- Aim of the exercise: Retype the listing that follows, exactly as written.

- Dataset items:
************
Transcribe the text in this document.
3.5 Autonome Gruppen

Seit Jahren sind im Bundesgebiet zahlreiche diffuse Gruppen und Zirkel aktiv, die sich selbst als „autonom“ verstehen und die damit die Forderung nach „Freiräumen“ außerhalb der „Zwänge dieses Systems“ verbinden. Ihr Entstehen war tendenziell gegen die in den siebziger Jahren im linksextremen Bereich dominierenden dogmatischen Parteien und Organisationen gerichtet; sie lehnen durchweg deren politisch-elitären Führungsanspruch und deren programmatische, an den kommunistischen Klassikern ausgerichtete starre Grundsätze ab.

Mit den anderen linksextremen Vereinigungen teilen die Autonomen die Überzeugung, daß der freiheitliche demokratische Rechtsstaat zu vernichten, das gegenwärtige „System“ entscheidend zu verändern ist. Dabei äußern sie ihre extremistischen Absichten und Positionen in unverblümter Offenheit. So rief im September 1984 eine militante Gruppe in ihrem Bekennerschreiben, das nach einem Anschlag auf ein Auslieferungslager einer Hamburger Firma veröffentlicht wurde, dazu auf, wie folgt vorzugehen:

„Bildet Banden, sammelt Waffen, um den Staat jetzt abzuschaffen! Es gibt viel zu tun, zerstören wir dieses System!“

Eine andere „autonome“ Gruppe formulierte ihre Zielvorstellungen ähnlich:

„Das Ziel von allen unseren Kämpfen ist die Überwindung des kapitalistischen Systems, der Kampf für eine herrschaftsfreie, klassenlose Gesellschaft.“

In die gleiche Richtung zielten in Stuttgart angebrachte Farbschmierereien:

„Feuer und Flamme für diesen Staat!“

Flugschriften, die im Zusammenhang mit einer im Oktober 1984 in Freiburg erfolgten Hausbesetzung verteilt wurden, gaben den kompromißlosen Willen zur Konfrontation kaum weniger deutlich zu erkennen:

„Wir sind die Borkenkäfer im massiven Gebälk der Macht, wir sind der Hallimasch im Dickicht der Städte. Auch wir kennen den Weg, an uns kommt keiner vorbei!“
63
************
- Full solution:
Transcribe the text in this document.
3.5 Autonome Gruppen

Seit Jahren sind im Bundesgebiet zahlreiche diffuse Gruppen und Zirkel aktiv, die sich selbst als „autonom“ verstehen und die damit die Forderung nach „Freiräumen“ außerhalb der „Zwänge dieses Systems“ verbinden. Ihr Entstehen war tendenziell gegen die in den siebziger Jahren im linksextremen Bereich dominierenden dogmatischen Parteien und Organisationen gerichtet; sie lehnen durchweg deren politisch-elitären Führungsanspruch und deren programmatische, an den kommunistischen Klassikern ausgerichtete starre Grundsätze ab.

Mit den anderen linksextremen Vereinigungen teilen die Autonomen die Überzeugung, daß der freiheitliche demokratische Rechtsstaat zu vernichten, das gegenwärtige „System“ entscheidend zu verändern ist. Dabei äußern sie ihre extremistischen Absichten und Positionen in unverblümter Offenheit. So rief im September 1984 eine militante Gruppe in ihrem Bekennerschreiben, das nach einem Anschlag auf ein Auslieferungslager einer Hamburger Firma veröffentlicht wurde, dazu auf, wie folgt vorzugehen:

„Bildet Banden, sammelt Waffen, um den Staat jetzt abzuschaffen! Es gibt viel zu tun, zerstören wir dieses System!“

Eine andere „autonome“ Gruppe formulierte ihre Zielvorstellungen ähnlich:

„Das Ziel von allen unseren Kämpfen ist die Überwindung des kapitalistischen Systems, der Kampf für eine herrschaftsfreie, klassenlose Gesellschaft.“

In die gleiche Richtung zielten in Stuttgart angebrachte Farbschmierereien:

„Feuer und Flamme für diesen Staat!“

Flugschriften, die im Zusammenhang mit einer im Oktober 1984 in Freiburg erfolgten Hausbesetzung verteilt wurden, gaben den kompromißlosen Willen zur Konfrontation kaum weniger deutlich zu erkennen:

„Wir sind die Borkenkäfer im massiven Gebälk der Macht, wir sind der Hallimasch im Dickicht der Städte. Auch wir kennen den Weg, an uns kommt keiner vorbei!“
63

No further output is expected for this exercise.